--- SET TASK ---
Omit the pictures and extract only the lines from the line containing "What data populates" to the end of the material, each exactly as written.

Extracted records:
--- Start ---
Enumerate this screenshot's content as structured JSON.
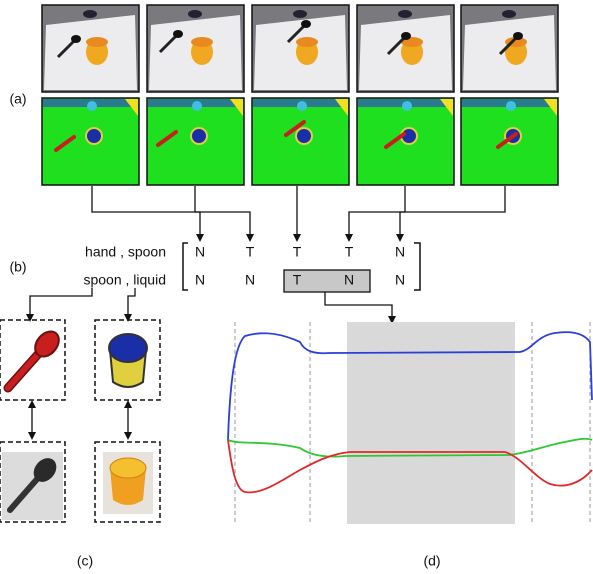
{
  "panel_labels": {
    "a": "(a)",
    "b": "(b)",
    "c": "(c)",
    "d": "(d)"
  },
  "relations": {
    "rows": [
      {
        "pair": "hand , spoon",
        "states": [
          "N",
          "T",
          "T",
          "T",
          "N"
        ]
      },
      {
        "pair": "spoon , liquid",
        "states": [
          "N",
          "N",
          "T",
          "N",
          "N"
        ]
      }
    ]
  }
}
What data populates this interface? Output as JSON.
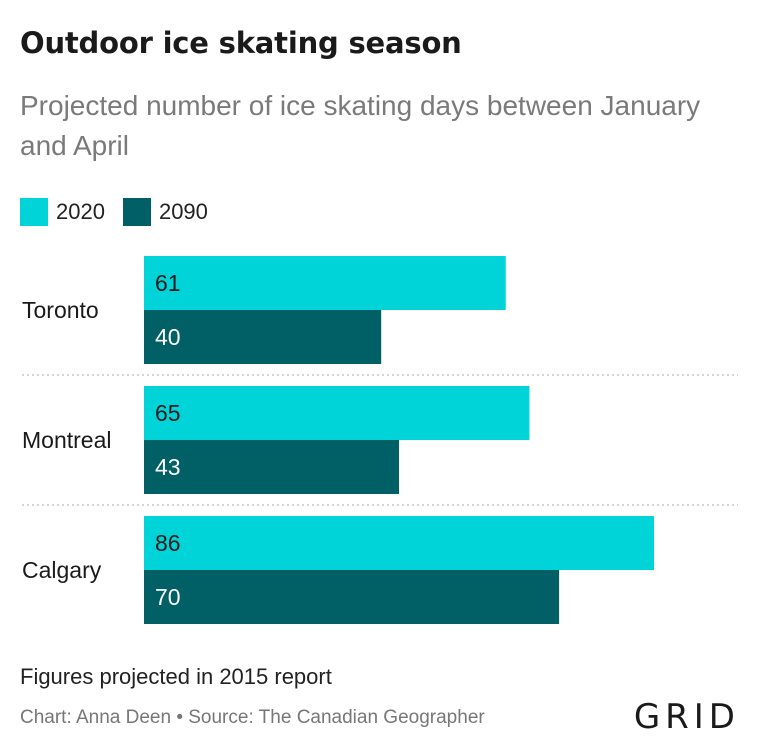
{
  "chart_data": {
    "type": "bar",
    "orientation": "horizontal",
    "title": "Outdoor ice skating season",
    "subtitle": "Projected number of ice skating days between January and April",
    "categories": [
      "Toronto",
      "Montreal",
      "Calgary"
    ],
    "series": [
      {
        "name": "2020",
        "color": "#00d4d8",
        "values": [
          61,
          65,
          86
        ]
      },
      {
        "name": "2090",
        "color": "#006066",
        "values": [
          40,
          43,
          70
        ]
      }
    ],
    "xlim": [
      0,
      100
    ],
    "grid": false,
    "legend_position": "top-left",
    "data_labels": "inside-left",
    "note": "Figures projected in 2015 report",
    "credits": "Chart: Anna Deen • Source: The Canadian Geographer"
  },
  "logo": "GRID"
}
--- End ---
--- COMPLETE OUTPUT ---
What data populates this interface? Output as JSON.
{
  "chart_data": {
    "type": "bar",
    "orientation": "horizontal",
    "title": "Outdoor ice skating season",
    "subtitle": "Projected number of ice skating days between January and April",
    "categories": [
      "Toronto",
      "Montreal",
      "Calgary"
    ],
    "series": [
      {
        "name": "2020",
        "color": "#00d4d8",
        "values": [
          61,
          65,
          86
        ]
      },
      {
        "name": "2090",
        "color": "#006066",
        "values": [
          40,
          43,
          70
        ]
      }
    ],
    "xlim": [
      0,
      100
    ],
    "grid": false,
    "legend_position": "top-left",
    "data_labels": "inside-left",
    "note": "Figures projected in 2015 report",
    "credits": "Chart: Anna Deen • Source: The Canadian Geographer"
  },
  "logo": "GRID"
}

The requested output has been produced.